■ TASK BRIEF ■
In the data, extract each line that holds the string "知道溶液".

• • • •

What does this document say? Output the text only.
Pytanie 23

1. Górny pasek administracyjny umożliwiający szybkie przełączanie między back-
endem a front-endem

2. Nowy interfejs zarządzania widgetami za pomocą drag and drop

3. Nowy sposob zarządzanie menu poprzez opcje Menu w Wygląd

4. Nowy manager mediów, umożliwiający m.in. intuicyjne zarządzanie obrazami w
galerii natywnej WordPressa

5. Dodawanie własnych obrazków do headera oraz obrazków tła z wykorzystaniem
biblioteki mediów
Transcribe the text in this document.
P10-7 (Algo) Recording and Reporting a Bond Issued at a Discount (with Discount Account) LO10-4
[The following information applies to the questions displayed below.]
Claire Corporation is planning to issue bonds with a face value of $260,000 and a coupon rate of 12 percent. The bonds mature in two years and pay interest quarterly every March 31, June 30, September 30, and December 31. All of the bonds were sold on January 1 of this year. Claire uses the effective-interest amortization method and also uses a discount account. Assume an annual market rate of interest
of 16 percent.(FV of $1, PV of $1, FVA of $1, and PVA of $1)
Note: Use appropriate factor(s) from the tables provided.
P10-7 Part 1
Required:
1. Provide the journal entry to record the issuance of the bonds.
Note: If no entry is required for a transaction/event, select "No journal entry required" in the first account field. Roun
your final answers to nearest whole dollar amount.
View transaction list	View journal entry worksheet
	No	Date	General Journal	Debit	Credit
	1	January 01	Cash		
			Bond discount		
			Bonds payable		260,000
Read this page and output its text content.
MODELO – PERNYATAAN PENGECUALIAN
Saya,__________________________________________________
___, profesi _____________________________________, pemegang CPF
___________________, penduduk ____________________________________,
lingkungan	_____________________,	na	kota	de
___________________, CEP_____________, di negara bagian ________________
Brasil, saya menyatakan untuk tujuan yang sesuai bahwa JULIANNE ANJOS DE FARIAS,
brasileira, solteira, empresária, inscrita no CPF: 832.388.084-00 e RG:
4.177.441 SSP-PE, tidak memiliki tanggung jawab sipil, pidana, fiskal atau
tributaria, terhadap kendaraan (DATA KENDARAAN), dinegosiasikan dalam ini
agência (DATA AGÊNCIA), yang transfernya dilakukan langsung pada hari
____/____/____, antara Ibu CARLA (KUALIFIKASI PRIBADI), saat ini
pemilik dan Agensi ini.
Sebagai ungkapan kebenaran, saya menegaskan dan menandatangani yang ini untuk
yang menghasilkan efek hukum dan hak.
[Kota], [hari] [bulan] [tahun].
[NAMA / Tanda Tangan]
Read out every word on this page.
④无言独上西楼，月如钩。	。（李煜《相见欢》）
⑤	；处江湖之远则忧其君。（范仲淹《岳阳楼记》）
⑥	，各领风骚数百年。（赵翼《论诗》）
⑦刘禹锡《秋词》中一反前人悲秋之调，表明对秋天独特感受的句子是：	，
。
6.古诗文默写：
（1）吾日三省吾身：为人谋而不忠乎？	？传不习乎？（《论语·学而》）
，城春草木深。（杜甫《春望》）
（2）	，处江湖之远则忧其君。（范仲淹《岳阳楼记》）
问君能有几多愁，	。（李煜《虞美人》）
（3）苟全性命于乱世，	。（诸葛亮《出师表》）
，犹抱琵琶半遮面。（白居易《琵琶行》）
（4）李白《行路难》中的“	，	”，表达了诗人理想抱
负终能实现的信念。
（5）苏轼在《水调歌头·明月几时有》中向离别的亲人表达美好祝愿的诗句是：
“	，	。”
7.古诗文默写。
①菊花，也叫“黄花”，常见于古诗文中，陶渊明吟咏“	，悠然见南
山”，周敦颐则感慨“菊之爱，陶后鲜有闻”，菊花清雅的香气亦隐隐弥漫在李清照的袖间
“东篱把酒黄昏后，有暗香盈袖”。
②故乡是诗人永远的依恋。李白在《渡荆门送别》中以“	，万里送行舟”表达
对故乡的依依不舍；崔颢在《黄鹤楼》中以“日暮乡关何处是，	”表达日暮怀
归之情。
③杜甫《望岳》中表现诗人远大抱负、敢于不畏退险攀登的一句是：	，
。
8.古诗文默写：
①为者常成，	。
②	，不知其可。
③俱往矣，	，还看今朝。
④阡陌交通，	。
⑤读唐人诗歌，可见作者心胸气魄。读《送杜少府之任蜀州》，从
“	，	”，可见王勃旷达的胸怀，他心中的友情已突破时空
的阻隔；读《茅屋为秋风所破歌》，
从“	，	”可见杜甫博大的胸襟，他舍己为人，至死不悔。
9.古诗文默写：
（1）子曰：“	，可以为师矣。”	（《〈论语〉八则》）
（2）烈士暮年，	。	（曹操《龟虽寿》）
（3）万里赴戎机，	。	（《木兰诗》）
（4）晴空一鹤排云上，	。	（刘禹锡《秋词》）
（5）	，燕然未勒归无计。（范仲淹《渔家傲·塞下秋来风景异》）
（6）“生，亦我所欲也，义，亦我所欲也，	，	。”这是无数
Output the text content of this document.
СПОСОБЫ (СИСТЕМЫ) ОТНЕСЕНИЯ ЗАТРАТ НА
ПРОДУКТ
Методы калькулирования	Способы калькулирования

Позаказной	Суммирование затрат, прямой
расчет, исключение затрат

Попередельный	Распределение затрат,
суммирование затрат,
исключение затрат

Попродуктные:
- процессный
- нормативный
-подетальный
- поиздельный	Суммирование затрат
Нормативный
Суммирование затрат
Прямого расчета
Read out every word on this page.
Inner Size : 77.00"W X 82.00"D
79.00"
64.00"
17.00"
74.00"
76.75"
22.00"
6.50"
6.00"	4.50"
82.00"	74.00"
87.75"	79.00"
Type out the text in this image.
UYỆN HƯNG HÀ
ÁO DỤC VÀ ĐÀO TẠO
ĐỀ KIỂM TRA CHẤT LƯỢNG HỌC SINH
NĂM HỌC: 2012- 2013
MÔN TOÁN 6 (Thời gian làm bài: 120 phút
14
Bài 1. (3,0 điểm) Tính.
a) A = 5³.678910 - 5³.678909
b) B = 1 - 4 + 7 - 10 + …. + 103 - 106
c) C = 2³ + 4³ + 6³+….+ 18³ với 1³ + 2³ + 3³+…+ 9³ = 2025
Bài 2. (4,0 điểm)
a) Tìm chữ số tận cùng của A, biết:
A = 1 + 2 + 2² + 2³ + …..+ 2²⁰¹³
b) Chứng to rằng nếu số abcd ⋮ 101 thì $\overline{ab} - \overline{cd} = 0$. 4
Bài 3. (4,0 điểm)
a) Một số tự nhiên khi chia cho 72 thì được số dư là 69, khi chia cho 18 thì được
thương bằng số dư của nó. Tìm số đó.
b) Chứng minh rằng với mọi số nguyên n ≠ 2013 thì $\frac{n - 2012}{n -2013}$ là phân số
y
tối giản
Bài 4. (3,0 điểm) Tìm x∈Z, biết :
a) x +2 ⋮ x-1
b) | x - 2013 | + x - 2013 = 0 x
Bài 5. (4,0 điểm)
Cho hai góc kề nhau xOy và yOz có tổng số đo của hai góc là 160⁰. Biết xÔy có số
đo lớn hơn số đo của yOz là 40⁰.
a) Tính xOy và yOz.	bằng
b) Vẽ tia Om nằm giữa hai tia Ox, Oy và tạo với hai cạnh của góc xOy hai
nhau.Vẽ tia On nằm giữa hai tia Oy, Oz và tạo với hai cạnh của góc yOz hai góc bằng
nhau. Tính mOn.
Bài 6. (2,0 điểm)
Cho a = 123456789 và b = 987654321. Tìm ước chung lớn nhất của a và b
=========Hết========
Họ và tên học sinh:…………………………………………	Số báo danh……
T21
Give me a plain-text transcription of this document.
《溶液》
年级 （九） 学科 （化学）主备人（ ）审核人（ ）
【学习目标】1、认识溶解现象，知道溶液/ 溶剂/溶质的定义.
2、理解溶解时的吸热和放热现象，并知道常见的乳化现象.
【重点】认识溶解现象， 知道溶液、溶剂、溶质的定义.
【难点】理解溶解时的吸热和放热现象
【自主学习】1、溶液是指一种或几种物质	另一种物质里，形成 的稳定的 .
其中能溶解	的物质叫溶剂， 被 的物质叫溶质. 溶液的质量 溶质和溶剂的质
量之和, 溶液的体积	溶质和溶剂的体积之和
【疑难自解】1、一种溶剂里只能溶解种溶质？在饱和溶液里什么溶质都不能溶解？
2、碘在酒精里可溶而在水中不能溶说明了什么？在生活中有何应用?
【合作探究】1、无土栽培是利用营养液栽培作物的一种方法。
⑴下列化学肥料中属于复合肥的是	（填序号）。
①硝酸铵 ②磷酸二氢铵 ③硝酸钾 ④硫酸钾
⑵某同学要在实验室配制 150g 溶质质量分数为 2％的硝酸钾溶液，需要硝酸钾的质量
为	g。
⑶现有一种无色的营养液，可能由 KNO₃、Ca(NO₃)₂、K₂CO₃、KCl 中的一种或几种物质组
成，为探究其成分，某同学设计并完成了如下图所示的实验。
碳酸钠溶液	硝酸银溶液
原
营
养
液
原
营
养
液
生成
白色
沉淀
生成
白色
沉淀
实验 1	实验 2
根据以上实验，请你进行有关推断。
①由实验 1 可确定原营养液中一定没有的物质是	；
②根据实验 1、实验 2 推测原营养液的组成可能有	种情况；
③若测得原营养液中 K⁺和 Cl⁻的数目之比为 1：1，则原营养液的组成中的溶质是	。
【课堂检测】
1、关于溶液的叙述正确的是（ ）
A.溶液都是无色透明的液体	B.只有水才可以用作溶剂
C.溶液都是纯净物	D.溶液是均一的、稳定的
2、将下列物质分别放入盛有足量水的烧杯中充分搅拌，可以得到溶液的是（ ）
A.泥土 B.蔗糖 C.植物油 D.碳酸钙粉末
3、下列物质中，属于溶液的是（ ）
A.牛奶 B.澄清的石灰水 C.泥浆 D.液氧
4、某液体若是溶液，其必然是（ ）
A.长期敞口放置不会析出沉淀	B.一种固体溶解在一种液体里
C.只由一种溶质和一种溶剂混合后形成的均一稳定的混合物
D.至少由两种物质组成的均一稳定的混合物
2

• • • •

■ RESPONSE TO THIS TASK ■
【学习目标】1、认识溶解现象，知道溶液/ 溶剂/溶质的定义.
【重点】认识溶解现象， 知道溶液、溶剂、溶质的定义.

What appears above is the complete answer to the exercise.